Your objective ▸ Print the records again, character for character.

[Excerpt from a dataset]
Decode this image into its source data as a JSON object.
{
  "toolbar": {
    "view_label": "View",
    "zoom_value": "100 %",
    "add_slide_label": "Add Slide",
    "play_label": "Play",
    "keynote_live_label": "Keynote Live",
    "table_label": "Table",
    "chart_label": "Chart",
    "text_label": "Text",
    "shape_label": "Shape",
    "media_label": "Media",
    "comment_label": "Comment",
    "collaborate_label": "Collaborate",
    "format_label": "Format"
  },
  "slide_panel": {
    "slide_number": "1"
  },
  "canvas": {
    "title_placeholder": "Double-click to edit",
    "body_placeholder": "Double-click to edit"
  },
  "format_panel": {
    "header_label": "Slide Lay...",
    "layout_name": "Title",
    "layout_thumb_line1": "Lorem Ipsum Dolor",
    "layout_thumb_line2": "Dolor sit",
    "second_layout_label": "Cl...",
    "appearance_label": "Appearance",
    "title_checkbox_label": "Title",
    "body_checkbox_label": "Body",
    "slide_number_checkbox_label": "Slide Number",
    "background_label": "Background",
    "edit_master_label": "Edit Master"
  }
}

Written answer ▸
Decode this image into its source data as a JSON object.
{
  "toolbar": {
    "view_label": "View",
    "zoom_value": "100 %",
    "add_slide_label": "Add Slide",
    "play_label": "Play",
    "keynote_live_label": "Keynote Live",
    "table_label": "Table",
    "chart_label": "Chart",
    "text_label": "Text",
    "shape_label": "Shape",
    "media_label": "Media",
    "comment_label": "Comment",
    "collaborate_label": "Collaborate",
    "format_label": "Format"
  },
  "slide_panel": {
    "slide_number": "1"
  },
  "canvas": {
    "title_placeholder": "Double-click to edit",
    "body_placeholder": "Double-click to edit"
  },
  "format_panel": {
    "header_label": "Slide Lay...",
    "layout_name": "Title",
    "layout_thumb_line1": "Lorem Ipsum Dolor",
    "layout_thumb_line2": "Dolor sit",
    "second_layout_label": "Cl...",
    "appearance_label": "Appearance",
    "title_checkbox_label": "Title",
    "body_checkbox_label": "Body",
    "slide_number_checkbox_label": "Slide Number",
    "background_label": "Background",
    "edit_master_label": "Edit Master"
  }
}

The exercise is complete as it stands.